▶ _PROBLEM TO SOLVE_
Give every line again exactly as it appears, please, but not the pictures.

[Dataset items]
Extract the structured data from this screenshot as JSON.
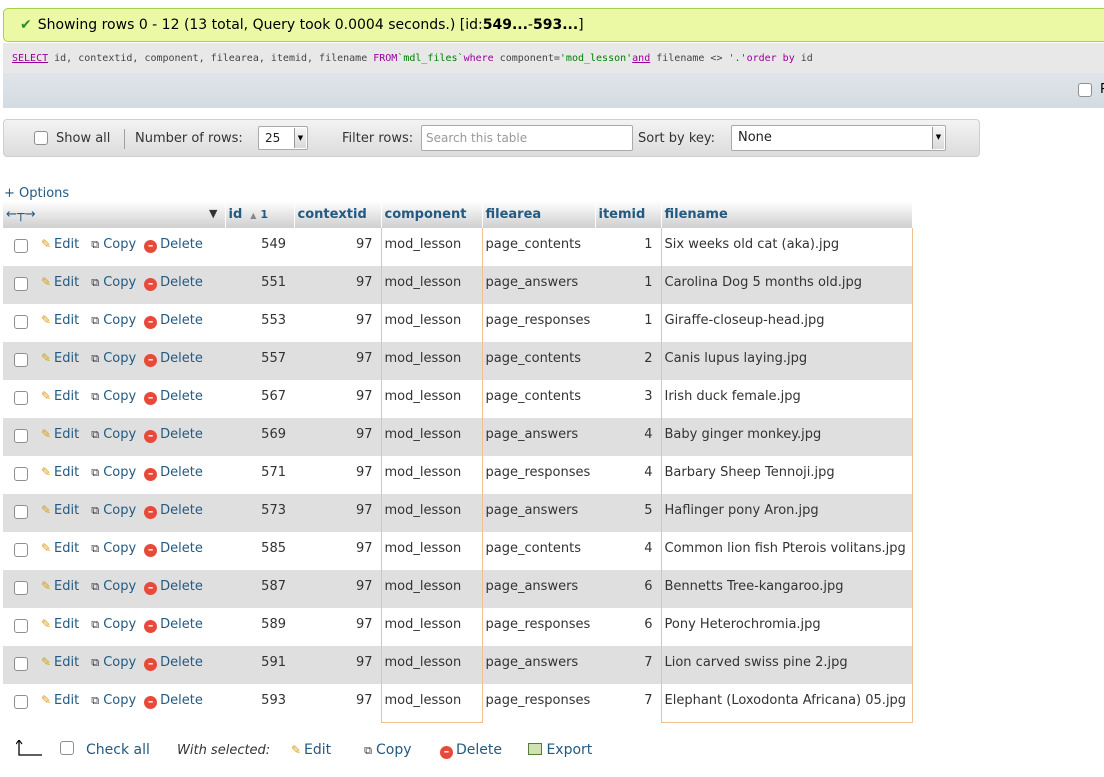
{
  "success": {
    "message": "Showing rows 0 - 12 (13 total, Query took 0.0004 seconds.) [id: ",
    "range_start": "549...",
    "range_sep": " - ",
    "range_end": "593...",
    "close": "]"
  },
  "sql": {
    "select": "SELECT",
    "cols": " id, contextid, component, filearea, itemid, filename ",
    "from": "FROM",
    "table": "`mdl_files`",
    "where": "where",
    "cond1": " component=",
    "val1": "'mod_lesson'",
    "and": "and",
    "cond2": " filename <> ",
    "val2": "'.'",
    "order": "order by",
    "ordcol": " id"
  },
  "strip": {
    "cutoff_text": "P"
  },
  "toolbar": {
    "show_all": "Show all",
    "number_of_rows": "Number of rows:",
    "rows_value": "25",
    "filter_rows": "Filter rows:",
    "search_placeholder": "Search this table",
    "sort_by_key": "Sort by key:",
    "sort_value": "None"
  },
  "options_link": "+ Options",
  "columns": {
    "id": "id",
    "sort_index": "1",
    "contextid": "contextid",
    "component": "component",
    "filearea": "filearea",
    "itemid": "itemid",
    "filename": "filename"
  },
  "actions": {
    "edit": "Edit",
    "copy": "Copy",
    "delete": "Delete"
  },
  "rows": [
    {
      "id": "549",
      "contextid": "97",
      "component": "mod_lesson",
      "filearea": "page_contents",
      "itemid": "1",
      "filename": "Six weeks old cat (aka).jpg"
    },
    {
      "id": "551",
      "contextid": "97",
      "component": "mod_lesson",
      "filearea": "page_answers",
      "itemid": "1",
      "filename": "Carolina Dog 5 months old.jpg"
    },
    {
      "id": "553",
      "contextid": "97",
      "component": "mod_lesson",
      "filearea": "page_responses",
      "itemid": "1",
      "filename": "Giraffe-closeup-head.jpg"
    },
    {
      "id": "557",
      "contextid": "97",
      "component": "mod_lesson",
      "filearea": "page_contents",
      "itemid": "2",
      "filename": "Canis lupus laying.jpg"
    },
    {
      "id": "567",
      "contextid": "97",
      "component": "mod_lesson",
      "filearea": "page_contents",
      "itemid": "3",
      "filename": "Irish duck female.jpg"
    },
    {
      "id": "569",
      "contextid": "97",
      "component": "mod_lesson",
      "filearea": "page_answers",
      "itemid": "4",
      "filename": "Baby ginger monkey.jpg"
    },
    {
      "id": "571",
      "contextid": "97",
      "component": "mod_lesson",
      "filearea": "page_responses",
      "itemid": "4",
      "filename": "Barbary Sheep Tennoji.jpg"
    },
    {
      "id": "573",
      "contextid": "97",
      "component": "mod_lesson",
      "filearea": "page_answers",
      "itemid": "5",
      "filename": "Haflinger pony Aron.jpg"
    },
    {
      "id": "585",
      "contextid": "97",
      "component": "mod_lesson",
      "filearea": "page_contents",
      "itemid": "4",
      "filename": "Common lion fish Pterois volitans.jpg"
    },
    {
      "id": "587",
      "contextid": "97",
      "component": "mod_lesson",
      "filearea": "page_answers",
      "itemid": "6",
      "filename": "Bennetts Tree-kangaroo.jpg"
    },
    {
      "id": "589",
      "contextid": "97",
      "component": "mod_lesson",
      "filearea": "page_responses",
      "itemid": "6",
      "filename": "Pony Heterochromia.jpg"
    },
    {
      "id": "591",
      "contextid": "97",
      "component": "mod_lesson",
      "filearea": "page_answers",
      "itemid": "7",
      "filename": "Lion carved swiss pine 2.jpg"
    },
    {
      "id": "593",
      "contextid": "97",
      "component": "mod_lesson",
      "filearea": "page_responses",
      "itemid": "7",
      "filename": "Elephant (Loxodonta Africana) 05.jpg"
    }
  ],
  "bottom": {
    "check_all": "Check all",
    "with_selected": "With selected:",
    "edit": "Edit",
    "copy": "Copy",
    "delete": "Delete",
    "export": "Export"
  },
  "colors": {
    "success_bg": "#ebf8a4",
    "link": "#235a81",
    "row_alt": "#dfdfdf",
    "highlight_border": "#f0c090"
  }
}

▶ _TASK OUTPUT_
Extract the structured data from this screenshot as JSON.
{
  "success": {
    "message": "Showing rows 0 - 12 (13 total, Query took 0.0004 seconds.) [id: ",
    "range_start": "549...",
    "range_sep": " - ",
    "range_end": "593...",
    "close": "]"
  },
  "sql": {
    "select": "SELECT",
    "cols": " id, contextid, component, filearea, itemid, filename ",
    "from": "FROM",
    "table": "`mdl_files`",
    "where": "where",
    "cond1": " component=",
    "val1": "'mod_lesson'",
    "and": "and",
    "cond2": " filename <> ",
    "val2": "'.'",
    "order": "order by",
    "ordcol": " id"
  },
  "strip": {
    "cutoff_text": "P"
  },
  "toolbar": {
    "show_all": "Show all",
    "number_of_rows": "Number of rows:",
    "rows_value": "25",
    "filter_rows": "Filter rows:",
    "search_placeholder": "Search this table",
    "sort_by_key": "Sort by key:",
    "sort_value": "None"
  },
  "options_link": "+ Options",
  "columns": {
    "id": "id",
    "sort_index": "1",
    "contextid": "contextid",
    "component": "component",
    "filearea": "filearea",
    "itemid": "itemid",
    "filename": "filename"
  },
  "actions": {
    "edit": "Edit",
    "copy": "Copy",
    "delete": "Delete"
  },
  "rows": [
    {
      "id": "549",
      "contextid": "97",
      "component": "mod_lesson",
      "filearea": "page_contents",
      "itemid": "1",
      "filename": "Six weeks old cat (aka).jpg"
    },
    {
      "id": "551",
      "contextid": "97",
      "component": "mod_lesson",
      "filearea": "page_answers",
      "itemid": "1",
      "filename": "Carolina Dog 5 months old.jpg"
    },
    {
      "id": "553",
      "contextid": "97",
      "component": "mod_lesson",
      "filearea": "page_responses",
      "itemid": "1",
      "filename": "Giraffe-closeup-head.jpg"
    },
    {
      "id": "557",
      "contextid": "97",
      "component": "mod_lesson",
      "filearea": "page_contents",
      "itemid": "2",
      "filename": "Canis lupus laying.jpg"
    },
    {
      "id": "567",
      "contextid": "97",
      "component": "mod_lesson",
      "filearea": "page_contents",
      "itemid": "3",
      "filename": "Irish duck female.jpg"
    },
    {
      "id": "569",
      "contextid": "97",
      "component": "mod_lesson",
      "filearea": "page_answers",
      "itemid": "4",
      "filename": "Baby ginger monkey.jpg"
    },
    {
      "id": "571",
      "contextid": "97",
      "component": "mod_lesson",
      "filearea": "page_responses",
      "itemid": "4",
      "filename": "Barbary Sheep Tennoji.jpg"
    },
    {
      "id": "573",
      "contextid": "97",
      "component": "mod_lesson",
      "filearea": "page_answers",
      "itemid": "5",
      "filename": "Haflinger pony Aron.jpg"
    },
    {
      "id": "585",
      "contextid": "97",
      "component": "mod_lesson",
      "filearea": "page_contents",
      "itemid": "4",
      "filename": "Common lion fish Pterois volitans.jpg"
    },
    {
      "id": "587",
      "contextid": "97",
      "component": "mod_lesson",
      "filearea": "page_answers",
      "itemid": "6",
      "filename": "Bennetts Tree-kangaroo.jpg"
    },
    {
      "id": "589",
      "contextid": "97",
      "component": "mod_lesson",
      "filearea": "page_responses",
      "itemid": "6",
      "filename": "Pony Heterochromia.jpg"
    },
    {
      "id": "591",
      "contextid": "97",
      "component": "mod_lesson",
      "filearea": "page_answers",
      "itemid": "7",
      "filename": "Lion carved swiss pine 2.jpg"
    },
    {
      "id": "593",
      "contextid": "97",
      "component": "mod_lesson",
      "filearea": "page_responses",
      "itemid": "7",
      "filename": "Elephant (Loxodonta Africana) 05.jpg"
    }
  ],
  "bottom": {
    "check_all": "Check all",
    "with_selected": "With selected:",
    "edit": "Edit",
    "copy": "Copy",
    "delete": "Delete",
    "export": "Export"
  },
  "colors": {
    "success_bg": "#ebf8a4",
    "link": "#235a81",
    "row_alt": "#dfdfdf",
    "highlight_border": "#f0c090"
  }
}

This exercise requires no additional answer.